Given passage.
27 June 2021

Cheap interpreter, part 2: tree-walking

Last week I described the general structure of an interpreter, and gave a cursory introduction to parsing. From this point on, I will simply assume I am starting with a parse tree, and ignore how it was produced.

This series is based on Neil Mitchell's talk "Cheaply writing a fast interpeter". The talk compares a number of approaches to writing an interpreter and tries to find a good balance between complexity and interpreter overhead.

The following topics, while important, are out of scope:

  • Parsing. We're assuming we start with a parse tree.
  • Producing assembly code: the definition of "cheap" that Neil uses in the talk is "maintainers are not required to know another language" (specifically assembly).
  • Semantic optimizations (constant folding, algebraic transformations, etc.). The goal is to compare the interpretation overhead of various approaches, and semantic optimizations are considered orthogonal to that.
  • JIT is not explicitly excluded in the talk, but it is completely absent. This is probably also a consequence of the "cheap" constraint.

Code sample

The talk uses a specific code snippet as the running example across all approaches. We'll do the same. Here is the snippet as given in the talk:

x = 100;
for (i = 1000; i != 0; i--) {
  x = x + 4 + x + 3;
  x = x + 2 + 4;
}
x

Parse tree

The talk presents all of its approaches in Rust, but I don't know Rust so I made my explorations in a mix of Haskell and Clojure. I think there are interesting things to say about both, so, when relevant, I'll present both in this series.

What is required.
Write out everything in the tree-walking article from "The talk uses" down to "in this series.", word for word.

Dataset extract.
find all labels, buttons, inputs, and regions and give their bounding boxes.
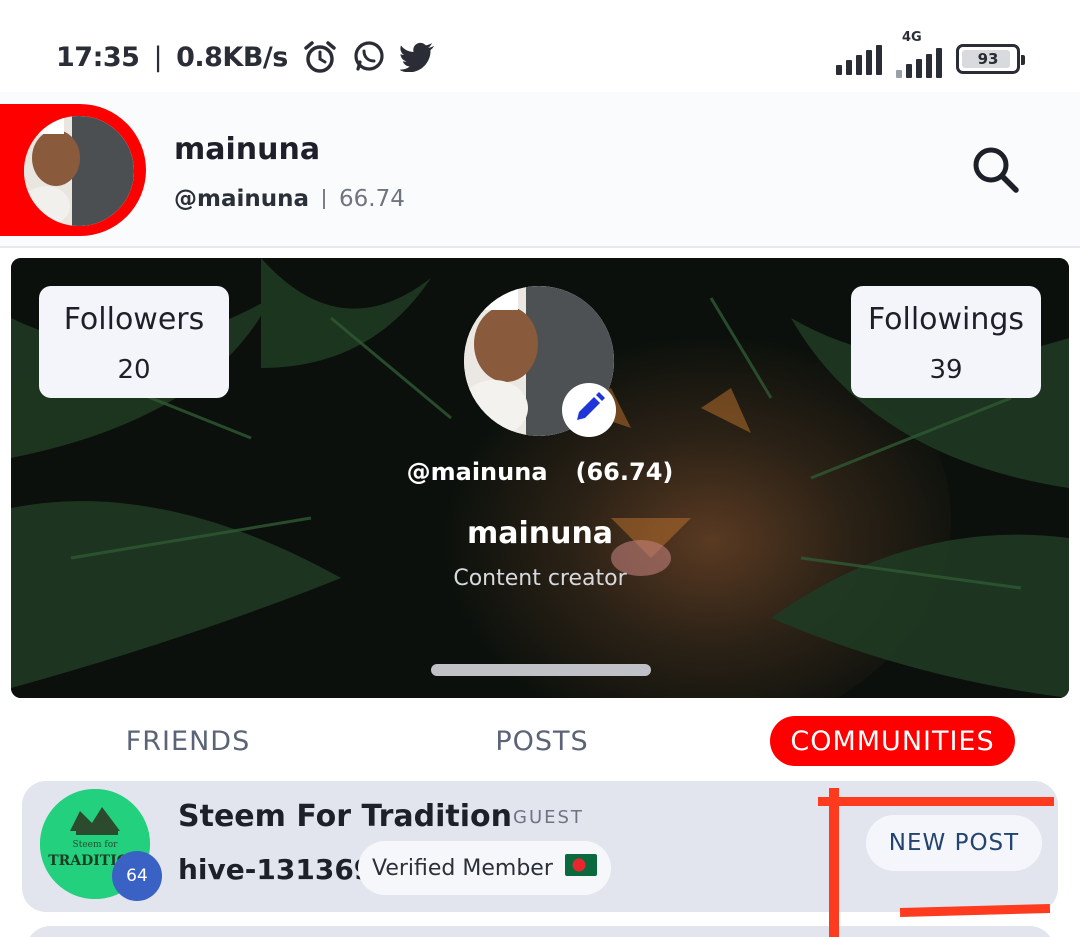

Task output.
The talk uses a specific code snippet as the running example across all approaches. We'll do the same. Here is the snippet as given in the talk:

x = 100;
for (i = 1000; i != 0; i--) {
  x = x + 4 + x + 3;
  x = x + 2 + 4;
}
x

Parse tree

The talk presents all of its approaches in Rust, but I don't know Rust so I made my explorations in a mix of Haskell and Clojure. I think there are interesting things to say about both, so, when relevant, I'll present both in this series.